Check each line below for the word "是最典型的", and copy those that have it.

━━━━━ Record extracts

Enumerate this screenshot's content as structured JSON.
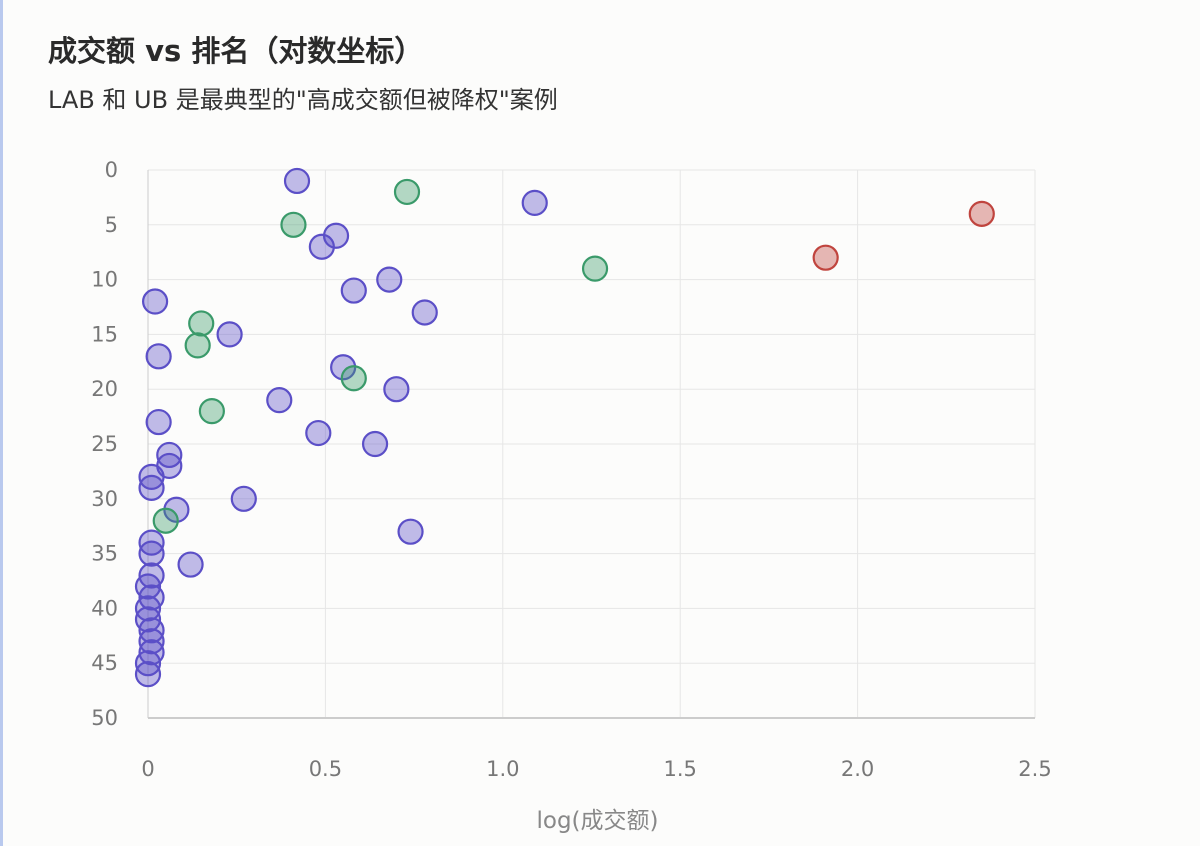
{
  "header": {
    "title": "成交额 vs 排名（对数坐标）",
    "subtitle": "LAB 和 UB 是最典型的\"高成交额但被降权\"案例"
  },
  "colors": {
    "series_normal": "#5b4fc7",
    "series_green": "#3a9a6a",
    "series_red": "#c0443e",
    "grid": "#e6e6e6",
    "axis": "#cccccc"
  },
  "chart_data": {
    "type": "scatter",
    "title": "成交额 vs 排名（对数坐标）",
    "subtitle": "LAB 和 UB 是最典型的\"高成交额但被降权\"案例",
    "xlabel": "log(成交额)",
    "ylabel": "",
    "xlim": [
      0,
      2.5
    ],
    "ylim": [
      0,
      50
    ],
    "y_inverted": true,
    "x_ticks": [
      "0",
      "0.5",
      "1.0",
      "1.5",
      "2.0",
      "2.5"
    ],
    "y_ticks": [
      "0",
      "5",
      "10",
      "15",
      "20",
      "25",
      "30",
      "35",
      "40",
      "45",
      "50"
    ],
    "grid": true,
    "series": [
      {
        "color_key": "series_normal",
        "points": [
          [
            0.42,
            1
          ],
          [
            1.09,
            3
          ],
          [
            0.53,
            6
          ],
          [
            0.49,
            7
          ],
          [
            0.68,
            10
          ],
          [
            0.58,
            11
          ],
          [
            0.02,
            12
          ],
          [
            0.78,
            13
          ],
          [
            0.23,
            15
          ],
          [
            0.03,
            17
          ],
          [
            0.55,
            18
          ],
          [
            0.7,
            20
          ],
          [
            0.37,
            21
          ],
          [
            0.03,
            23
          ],
          [
            0.48,
            24
          ],
          [
            0.64,
            25
          ],
          [
            0.06,
            26
          ],
          [
            0.06,
            27
          ],
          [
            0.01,
            28
          ],
          [
            0.01,
            29
          ],
          [
            0.27,
            30
          ],
          [
            0.08,
            31
          ],
          [
            0.74,
            33
          ],
          [
            0.01,
            34
          ],
          [
            0.01,
            35
          ],
          [
            0.12,
            36
          ],
          [
            0.01,
            37
          ],
          [
            0.0,
            38
          ],
          [
            0.01,
            39
          ],
          [
            0.0,
            40
          ],
          [
            0.0,
            41
          ],
          [
            0.01,
            42
          ],
          [
            0.01,
            43
          ],
          [
            0.01,
            44
          ],
          [
            0.0,
            45
          ],
          [
            0.0,
            46
          ]
        ]
      },
      {
        "color_key": "series_green",
        "points": [
          [
            0.73,
            2
          ],
          [
            0.41,
            5
          ],
          [
            1.26,
            9
          ],
          [
            0.15,
            14
          ],
          [
            0.14,
            16
          ],
          [
            0.58,
            19
          ],
          [
            0.18,
            22
          ],
          [
            0.05,
            32
          ]
        ]
      },
      {
        "color_key": "series_red",
        "points": [
          [
            2.35,
            4
          ],
          [
            1.91,
            8
          ]
        ]
      }
    ]
  }
}
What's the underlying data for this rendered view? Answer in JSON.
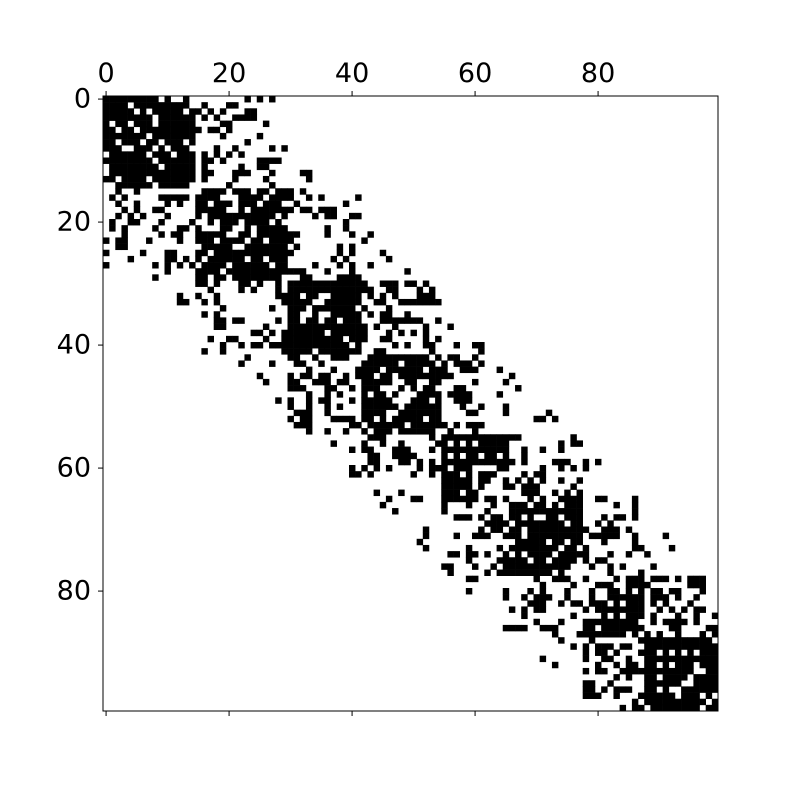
{
  "chart_data": {
    "type": "heatmap",
    "subtype": "sparsity-pattern (spy plot)",
    "title": "",
    "xlabel": "",
    "ylabel": "",
    "x_axis_position": "top",
    "xlim": [
      -0.5,
      99.5
    ],
    "ylim": [
      99.5,
      -0.5
    ],
    "x_ticks": [
      0,
      20,
      40,
      60,
      80
    ],
    "y_ticks": [
      0,
      20,
      40,
      60,
      80
    ],
    "x_tick_labels": [
      "0",
      "20",
      "40",
      "60",
      "80"
    ],
    "y_tick_labels": [
      "0",
      "20",
      "40",
      "60",
      "80"
    ],
    "matrix_size": [
      100,
      100
    ],
    "symmetric": true,
    "grid": false,
    "colors": {
      "nonzero": "#000000",
      "zero": "#ffffff",
      "frame": "#000000"
    },
    "blocks": [
      {
        "rows": [
          0,
          15
        ],
        "cols": [
          0,
          15
        ],
        "density": 0.62
      },
      {
        "rows": [
          0,
          15
        ],
        "cols": [
          15,
          30
        ],
        "density": 0.2
      },
      {
        "rows": [
          15,
          30
        ],
        "cols": [
          15,
          30
        ],
        "density": 0.55
      },
      {
        "rows": [
          15,
          30
        ],
        "cols": [
          30,
          42
        ],
        "density": 0.22
      },
      {
        "rows": [
          30,
          42
        ],
        "cols": [
          30,
          42
        ],
        "density": 0.6
      },
      {
        "rows": [
          30,
          45
        ],
        "cols": [
          42,
          55
        ],
        "density": 0.25
      },
      {
        "rows": [
          42,
          55
        ],
        "cols": [
          42,
          55
        ],
        "density": 0.45
      },
      {
        "rows": [
          42,
          55
        ],
        "cols": [
          55,
          66
        ],
        "density": 0.22
      },
      {
        "rows": [
          55,
          66
        ],
        "cols": [
          55,
          66
        ],
        "density": 0.55
      },
      {
        "rows": [
          55,
          66
        ],
        "cols": [
          66,
          78
        ],
        "density": 0.25
      },
      {
        "rows": [
          66,
          78
        ],
        "cols": [
          66,
          78
        ],
        "density": 0.5
      },
      {
        "rows": [
          66,
          78
        ],
        "cols": [
          78,
          88
        ],
        "density": 0.22
      },
      {
        "rows": [
          78,
          88
        ],
        "cols": [
          78,
          88
        ],
        "density": 0.45
      },
      {
        "rows": [
          78,
          90
        ],
        "cols": [
          88,
          100
        ],
        "density": 0.3
      },
      {
        "rows": [
          88,
          100
        ],
        "cols": [
          88,
          100
        ],
        "density": 0.7
      }
    ],
    "diagonal_band": {
      "bandwidth": 22,
      "density": 0.1
    },
    "seed": 12345
  }
}
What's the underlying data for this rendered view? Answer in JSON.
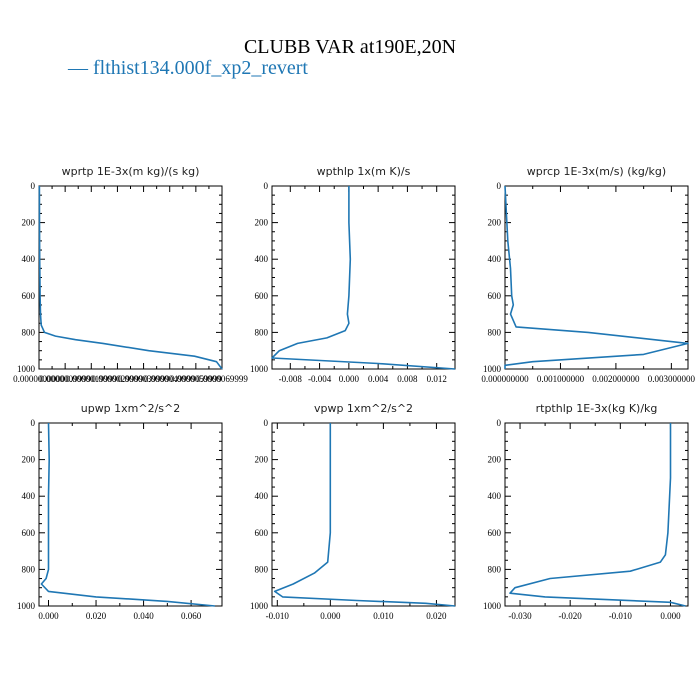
{
  "header": {
    "title": "CLUBB VAR at190E,20N",
    "legend_label": "— flthist134.000f_xp2_revert"
  },
  "colors": {
    "series": "#1f77b4",
    "axes": "#000000"
  },
  "chart_data": [
    {
      "type": "line",
      "title": "wprtp  1E-3x(m kg)/(s kg)",
      "series_name": "flthist134.000f_xp2_revert",
      "ylim": [
        1000,
        0
      ],
      "yticks": [
        0,
        200,
        400,
        600,
        800,
        1000
      ],
      "xlim": [
        0.0,
        1.0
      ],
      "xticks": [
        0.0,
        0.1429,
        0.2857,
        0.4286,
        0.5714,
        0.7143,
        0.8571,
        1.0
      ],
      "xtick_labels": [
        "0.0000000000",
        "0.0000009999",
        "0.0000019999",
        "0.0000029999",
        "0.0000039999",
        "0.0000049999",
        "0.0000059999",
        "0.0000069999"
      ],
      "x": [
        0.002,
        0.003,
        0.004,
        0.006,
        0.008,
        0.012,
        0.03,
        0.09,
        0.2,
        0.35,
        0.6,
        0.85,
        0.97,
        1.0
      ],
      "y": [
        0,
        200,
        400,
        600,
        700,
        760,
        800,
        820,
        840,
        860,
        900,
        930,
        960,
        1000
      ]
    },
    {
      "type": "line",
      "title": "wpthlp  1x(m K)/s",
      "series_name": "flthist134.000f_xp2_revert",
      "ylim": [
        1000,
        0
      ],
      "yticks": [
        0,
        200,
        400,
        600,
        800,
        1000
      ],
      "xlim": [
        -0.0105,
        0.0145
      ],
      "xticks": [
        -0.008,
        -0.004,
        0.0,
        0.004,
        0.008,
        0.012
      ],
      "xtick_labels": [
        "-0.008",
        "-0.004",
        "0.000",
        "0.004",
        "0.008",
        "0.012"
      ],
      "x": [
        0.0,
        0.0,
        0.0002,
        0.0,
        -0.0002,
        0.0,
        -0.0005,
        -0.003,
        -0.007,
        -0.0095,
        -0.0105,
        0.004,
        0.0145
      ],
      "y": [
        0,
        200,
        400,
        600,
        700,
        750,
        790,
        830,
        860,
        900,
        940,
        970,
        1000
      ]
    },
    {
      "type": "line",
      "title": "wprcp  1E-3x(m/s) (kg/kg)",
      "series_name": "flthist134.000f_xp2_revert",
      "ylim": [
        1000,
        0
      ],
      "yticks": [
        0,
        200,
        400,
        600,
        800,
        1000
      ],
      "xlim": [
        0.0,
        0.0033
      ],
      "xticks": [
        0.0,
        0.001,
        0.002,
        0.003
      ],
      "xtick_labels": [
        "0.000000000",
        "0.001000000",
        "0.002000000",
        "0.003000000"
      ],
      "x": [
        0.0,
        5e-05,
        0.0001,
        0.00012,
        0.00015,
        0.0001,
        0.0002,
        0.0015,
        0.0033,
        0.0025,
        0.0005,
        0.0,
        0.0
      ],
      "y": [
        0,
        300,
        450,
        600,
        650,
        700,
        770,
        800,
        860,
        920,
        960,
        980,
        1000
      ]
    },
    {
      "type": "line",
      "title": "upwp  1xm^2/s^2",
      "series_name": "flthist134.000f_xp2_revert",
      "ylim": [
        1000,
        0
      ],
      "yticks": [
        0,
        200,
        400,
        600,
        800,
        1000
      ],
      "xlim": [
        -0.004,
        0.073
      ],
      "xticks": [
        0.0,
        0.02,
        0.04,
        0.06
      ],
      "xtick_labels": [
        "0.000",
        "0.020",
        "0.040",
        "0.060"
      ],
      "x": [
        0.0,
        0.0003,
        0.0,
        0.0,
        0.0,
        0.0,
        -0.001,
        -0.003,
        0.0,
        0.02,
        0.05,
        0.07
      ],
      "y": [
        0,
        200,
        400,
        600,
        760,
        800,
        850,
        880,
        920,
        950,
        975,
        1000
      ]
    },
    {
      "type": "line",
      "title": "vpwp  1xm^2/s^2",
      "series_name": "flthist134.000f_xp2_revert",
      "ylim": [
        1000,
        0
      ],
      "yticks": [
        0,
        200,
        400,
        600,
        800,
        1000
      ],
      "xlim": [
        -0.011,
        0.0235
      ],
      "xticks": [
        -0.01,
        0.0,
        0.01,
        0.02
      ],
      "xtick_labels": [
        "-0.010",
        "0.000",
        "0.010",
        "0.020"
      ],
      "x": [
        0.0,
        0.0,
        0.0,
        0.0,
        -0.0005,
        -0.003,
        -0.007,
        -0.0105,
        -0.009,
        0.005,
        0.018,
        0.0235
      ],
      "y": [
        0,
        200,
        400,
        600,
        760,
        820,
        880,
        920,
        950,
        970,
        985,
        1000
      ]
    },
    {
      "type": "line",
      "title": "rtpthlp  1E-3x(kg K)/kg",
      "series_name": "flthist134.000f_xp2_revert",
      "ylim": [
        1000,
        0
      ],
      "yticks": [
        0,
        200,
        400,
        600,
        800,
        1000
      ],
      "xlim": [
        -0.033,
        0.0035
      ],
      "xticks": [
        -0.03,
        -0.02,
        -0.01,
        0.0
      ],
      "xtick_labels": [
        "-0.030",
        "-0.020",
        "-0.010",
        "0.000"
      ],
      "x": [
        0.0,
        0.0,
        -0.0005,
        -0.001,
        -0.002,
        -0.008,
        -0.024,
        -0.031,
        -0.032,
        -0.025,
        0.0,
        0.003
      ],
      "y": [
        0,
        300,
        600,
        720,
        760,
        810,
        850,
        900,
        930,
        950,
        980,
        1000
      ]
    }
  ]
}
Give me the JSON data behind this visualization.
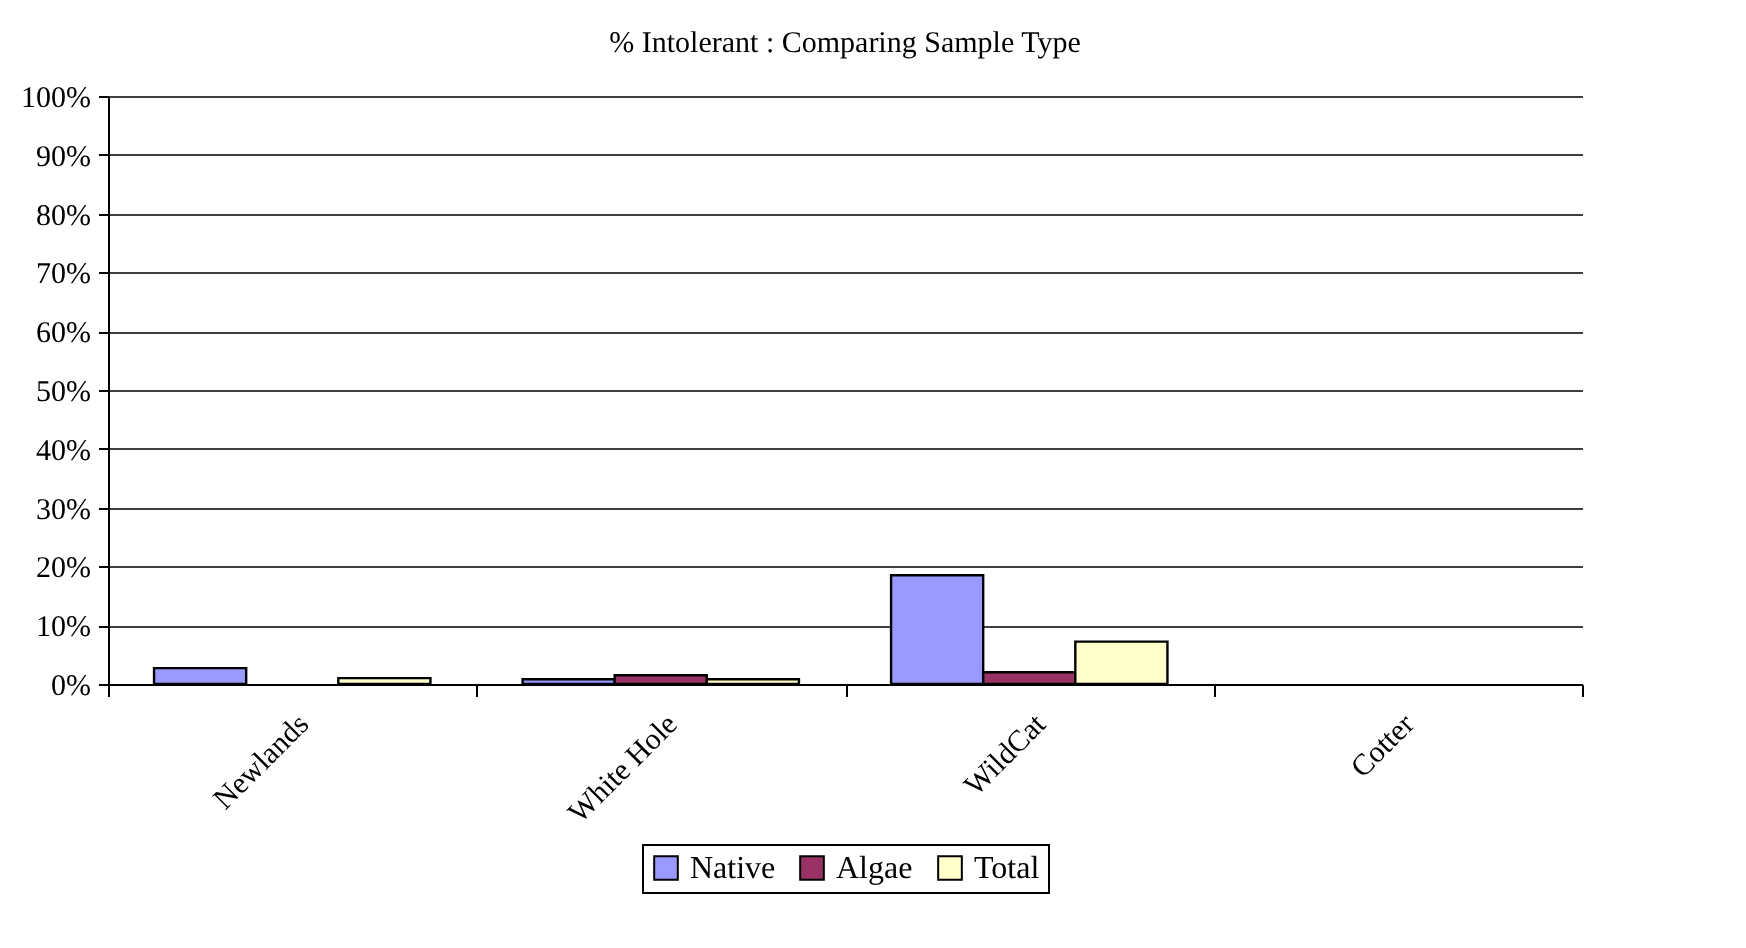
{
  "chart_data": {
    "type": "bar",
    "title": "% Intolerant :  Comparing  Sample Type",
    "categories": [
      "Newlands",
      "White Hole",
      "WildCat",
      "Cotter"
    ],
    "series": [
      {
        "name": "Native",
        "color": "#9999ff",
        "values": [
          2.7,
          0.8,
          18.5,
          0
        ]
      },
      {
        "name": "Algae",
        "color": "#993366",
        "values": [
          0,
          1.5,
          2,
          0
        ]
      },
      {
        "name": "Total",
        "color": "#ffffcc",
        "values": [
          1,
          0.8,
          7.2,
          0
        ]
      }
    ],
    "ylim": [
      0,
      100
    ],
    "yticks": [
      {
        "value": 0,
        "label": "0%"
      },
      {
        "value": 10,
        "label": "10%"
      },
      {
        "value": 20,
        "label": "20%"
      },
      {
        "value": 30,
        "label": "30%"
      },
      {
        "value": 40,
        "label": "40%"
      },
      {
        "value": 50,
        "label": "50%"
      },
      {
        "value": 60,
        "label": "60%"
      },
      {
        "value": 70,
        "label": "70%"
      },
      {
        "value": 80,
        "label": "80%"
      },
      {
        "value": 90,
        "label": "90%"
      },
      {
        "value": 100,
        "label": "100%"
      }
    ],
    "grid": "y",
    "legend": "bottom"
  }
}
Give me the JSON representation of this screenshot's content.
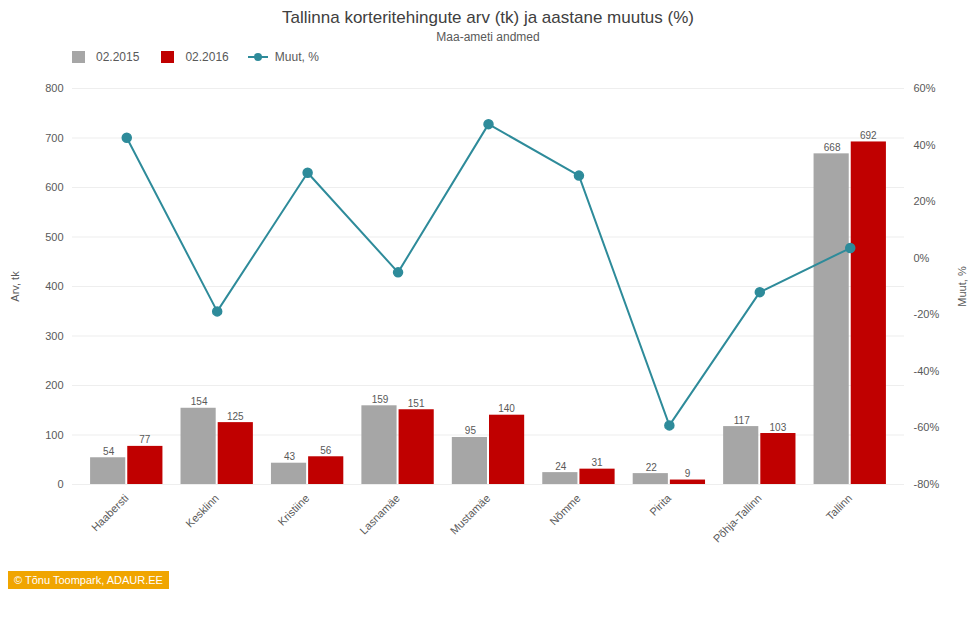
{
  "chart_data": {
    "type": "bar",
    "title": "Tallinna korteritehingute arv (tk) ja aastane muutus (%)",
    "subtitle": "Maa-ameti andmed",
    "ylabel": "Arv, tk",
    "y2label": "Muut, %",
    "categories": [
      "Haabersti",
      "Kesklinn",
      "Kristiine",
      "Lasnamäe",
      "Mustamäe",
      "Nõmme",
      "Pirita",
      "Põhja-Tallinn",
      "Tallinn"
    ],
    "series": [
      {
        "name": "02.2015",
        "type": "bar",
        "color": "#a6a6a6",
        "data_labels": true,
        "values": [
          54,
          154,
          43,
          159,
          95,
          24,
          22,
          117,
          668
        ]
      },
      {
        "name": "02.2016",
        "type": "bar",
        "color": "#c00000",
        "data_labels": true,
        "values": [
          77,
          125,
          56,
          151,
          140,
          31,
          9,
          103,
          692
        ]
      },
      {
        "name": "Muut, %",
        "type": "line",
        "axis": "y2",
        "color": "#2e8b9a",
        "marker": "circle",
        "values": [
          42.6,
          -18.8,
          30.2,
          -5.0,
          47.4,
          29.2,
          -59.1,
          -12.0,
          3.6
        ]
      }
    ],
    "ylim": [
      0,
      800
    ],
    "yticks": [
      0,
      100,
      200,
      300,
      400,
      500,
      600,
      700,
      800
    ],
    "y2lim": [
      -80,
      60
    ],
    "y2ticks": [
      {
        "value": -80,
        "label": "-80%"
      },
      {
        "value": -60,
        "label": "-60%"
      },
      {
        "value": -40,
        "label": "-40%"
      },
      {
        "value": -20,
        "label": "-20%"
      },
      {
        "value": 0,
        "label": "0%"
      },
      {
        "value": 20,
        "label": "20%"
      },
      {
        "value": 40,
        "label": "40%"
      },
      {
        "value": 60,
        "label": "60%"
      }
    ],
    "grid": true,
    "legend": "upper left",
    "annotations": [
      "© Tõnu Toompark, ADAUR.EE"
    ]
  }
}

━━━━━━━━━━

Exercise response:
    "subtitle": "LAB 和 UB 是最典型的\"高成交额但被降权\"案例"
    "subtitle": "LAB 和 UB 是最典型的\"高成交额但被降权\"案例",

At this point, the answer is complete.